> _THE TASK_: Without including any pictures, write out the listing below exactly.

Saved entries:
· · · · ·
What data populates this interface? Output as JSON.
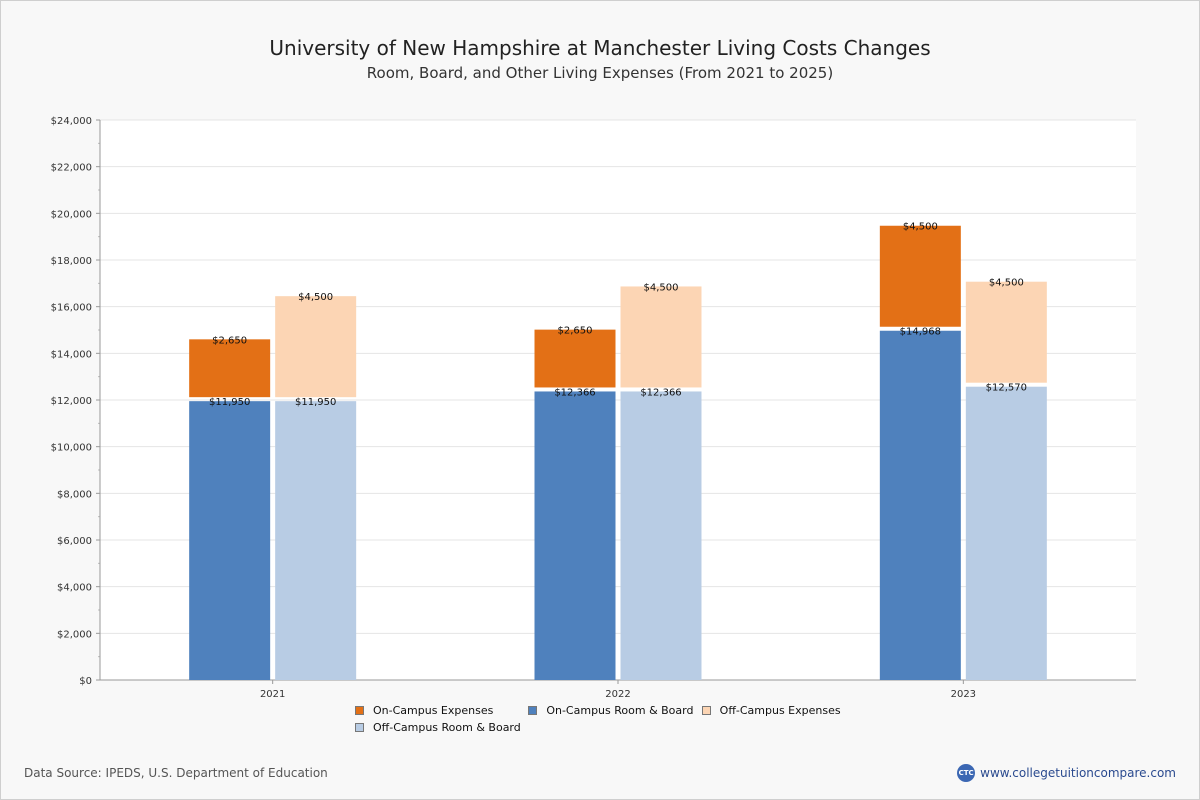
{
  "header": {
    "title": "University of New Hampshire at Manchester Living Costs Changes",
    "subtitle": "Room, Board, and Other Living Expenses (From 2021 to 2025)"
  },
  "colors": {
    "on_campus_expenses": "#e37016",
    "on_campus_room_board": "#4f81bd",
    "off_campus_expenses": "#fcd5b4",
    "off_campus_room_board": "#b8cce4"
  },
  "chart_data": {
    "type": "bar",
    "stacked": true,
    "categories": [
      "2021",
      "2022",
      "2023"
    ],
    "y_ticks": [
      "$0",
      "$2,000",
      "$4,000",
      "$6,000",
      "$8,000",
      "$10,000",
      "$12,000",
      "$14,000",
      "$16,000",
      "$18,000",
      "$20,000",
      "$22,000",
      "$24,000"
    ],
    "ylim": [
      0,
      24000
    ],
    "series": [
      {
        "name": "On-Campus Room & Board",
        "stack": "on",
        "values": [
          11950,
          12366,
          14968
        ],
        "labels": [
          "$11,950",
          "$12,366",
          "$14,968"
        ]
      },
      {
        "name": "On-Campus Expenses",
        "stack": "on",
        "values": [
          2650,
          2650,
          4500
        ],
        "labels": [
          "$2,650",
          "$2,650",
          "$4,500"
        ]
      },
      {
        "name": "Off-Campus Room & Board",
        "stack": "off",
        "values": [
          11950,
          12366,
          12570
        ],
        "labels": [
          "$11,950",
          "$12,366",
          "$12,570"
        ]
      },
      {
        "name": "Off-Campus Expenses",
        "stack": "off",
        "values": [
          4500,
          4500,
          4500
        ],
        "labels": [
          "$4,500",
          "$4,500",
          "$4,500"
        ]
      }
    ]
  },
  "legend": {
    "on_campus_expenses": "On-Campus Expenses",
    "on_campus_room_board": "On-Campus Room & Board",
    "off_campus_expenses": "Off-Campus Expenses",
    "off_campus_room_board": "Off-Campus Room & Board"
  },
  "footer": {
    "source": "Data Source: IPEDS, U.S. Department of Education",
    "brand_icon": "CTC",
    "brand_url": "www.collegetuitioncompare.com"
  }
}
· · · · ·
> _EXERCISE RESPONSE_:
What data populates this interface? Output as JSON.
{
  "header": {
    "title": "University of New Hampshire at Manchester Living Costs Changes",
    "subtitle": "Room, Board, and Other Living Expenses (From 2021 to 2025)"
  },
  "colors": {
    "on_campus_expenses": "#e37016",
    "on_campus_room_board": "#4f81bd",
    "off_campus_expenses": "#fcd5b4",
    "off_campus_room_board": "#b8cce4"
  },
  "chart_data": {
    "type": "bar",
    "stacked": true,
    "categories": [
      "2021",
      "2022",
      "2023"
    ],
    "y_ticks": [
      "$0",
      "$2,000",
      "$4,000",
      "$6,000",
      "$8,000",
      "$10,000",
      "$12,000",
      "$14,000",
      "$16,000",
      "$18,000",
      "$20,000",
      "$22,000",
      "$24,000"
    ],
    "ylim": [
      0,
      24000
    ],
    "series": [
      {
        "name": "On-Campus Room & Board",
        "stack": "on",
        "values": [
          11950,
          12366,
          14968
        ],
        "labels": [
          "$11,950",
          "$12,366",
          "$14,968"
        ]
      },
      {
        "name": "On-Campus Expenses",
        "stack": "on",
        "values": [
          2650,
          2650,
          4500
        ],
        "labels": [
          "$2,650",
          "$2,650",
          "$4,500"
        ]
      },
      {
        "name": "Off-Campus Room & Board",
        "stack": "off",
        "values": [
          11950,
          12366,
          12570
        ],
        "labels": [
          "$11,950",
          "$12,366",
          "$12,570"
        ]
      },
      {
        "name": "Off-Campus Expenses",
        "stack": "off",
        "values": [
          4500,
          4500,
          4500
        ],
        "labels": [
          "$4,500",
          "$4,500",
          "$4,500"
        ]
      }
    ]
  },
  "legend": {
    "on_campus_expenses": "On-Campus Expenses",
    "on_campus_room_board": "On-Campus Room & Board",
    "off_campus_expenses": "Off-Campus Expenses",
    "off_campus_room_board": "Off-Campus Room & Board"
  },
  "footer": {
    "source": "Data Source: IPEDS, U.S. Department of Education",
    "brand_icon": "CTC",
    "brand_url": "www.collegetuitioncompare.com"
  }
}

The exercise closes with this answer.